## Task goal
Repeat all entries exactly.

Stored data:

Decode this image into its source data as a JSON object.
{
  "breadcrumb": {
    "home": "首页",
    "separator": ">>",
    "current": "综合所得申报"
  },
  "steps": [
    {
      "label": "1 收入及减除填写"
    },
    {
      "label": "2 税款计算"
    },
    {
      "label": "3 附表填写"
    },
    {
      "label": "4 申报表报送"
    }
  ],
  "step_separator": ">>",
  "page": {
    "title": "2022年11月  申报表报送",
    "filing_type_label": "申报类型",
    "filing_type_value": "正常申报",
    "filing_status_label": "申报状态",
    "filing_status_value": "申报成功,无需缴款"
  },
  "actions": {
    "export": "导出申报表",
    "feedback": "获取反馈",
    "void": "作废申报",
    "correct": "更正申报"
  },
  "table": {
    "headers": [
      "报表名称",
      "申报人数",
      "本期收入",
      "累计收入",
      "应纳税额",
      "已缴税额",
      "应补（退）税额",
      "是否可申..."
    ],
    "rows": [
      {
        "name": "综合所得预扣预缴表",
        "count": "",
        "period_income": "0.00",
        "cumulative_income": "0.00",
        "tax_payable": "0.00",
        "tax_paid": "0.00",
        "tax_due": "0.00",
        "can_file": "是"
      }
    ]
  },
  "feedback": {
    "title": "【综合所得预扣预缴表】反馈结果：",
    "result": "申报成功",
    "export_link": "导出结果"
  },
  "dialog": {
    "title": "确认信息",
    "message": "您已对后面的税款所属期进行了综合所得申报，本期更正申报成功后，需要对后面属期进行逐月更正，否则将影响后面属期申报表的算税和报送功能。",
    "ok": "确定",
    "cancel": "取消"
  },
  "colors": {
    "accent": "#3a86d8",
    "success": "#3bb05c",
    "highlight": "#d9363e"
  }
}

## Expected answer
Decode this image into its source data as a JSON object.
{
  "breadcrumb": {
    "home": "首页",
    "separator": ">>",
    "current": "综合所得申报"
  },
  "steps": [
    {
      "label": "1 收入及减除填写"
    },
    {
      "label": "2 税款计算"
    },
    {
      "label": "3 附表填写"
    },
    {
      "label": "4 申报表报送"
    }
  ],
  "step_separator": ">>",
  "page": {
    "title": "2022年11月  申报表报送",
    "filing_type_label": "申报类型",
    "filing_type_value": "正常申报",
    "filing_status_label": "申报状态",
    "filing_status_value": "申报成功,无需缴款"
  },
  "actions": {
    "export": "导出申报表",
    "feedback": "获取反馈",
    "void": "作废申报",
    "correct": "更正申报"
  },
  "table": {
    "headers": [
      "报表名称",
      "申报人数",
      "本期收入",
      "累计收入",
      "应纳税额",
      "已缴税额",
      "应补（退）税额",
      "是否可申..."
    ],
    "rows": [
      {
        "name": "综合所得预扣预缴表",
        "count": "",
        "period_income": "0.00",
        "cumulative_income": "0.00",
        "tax_payable": "0.00",
        "tax_paid": "0.00",
        "tax_due": "0.00",
        "can_file": "是"
      }
    ]
  },
  "feedback": {
    "title": "【综合所得预扣预缴表】反馈结果：",
    "result": "申报成功",
    "export_link": "导出结果"
  },
  "dialog": {
    "title": "确认信息",
    "message": "您已对后面的税款所属期进行了综合所得申报，本期更正申报成功后，需要对后面属期进行逐月更正，否则将影响后面属期申报表的算税和报送功能。",
    "ok": "确定",
    "cancel": "取消"
  },
  "colors": {
    "accent": "#3a86d8",
    "success": "#3bb05c",
    "highlight": "#d9363e"
  }
}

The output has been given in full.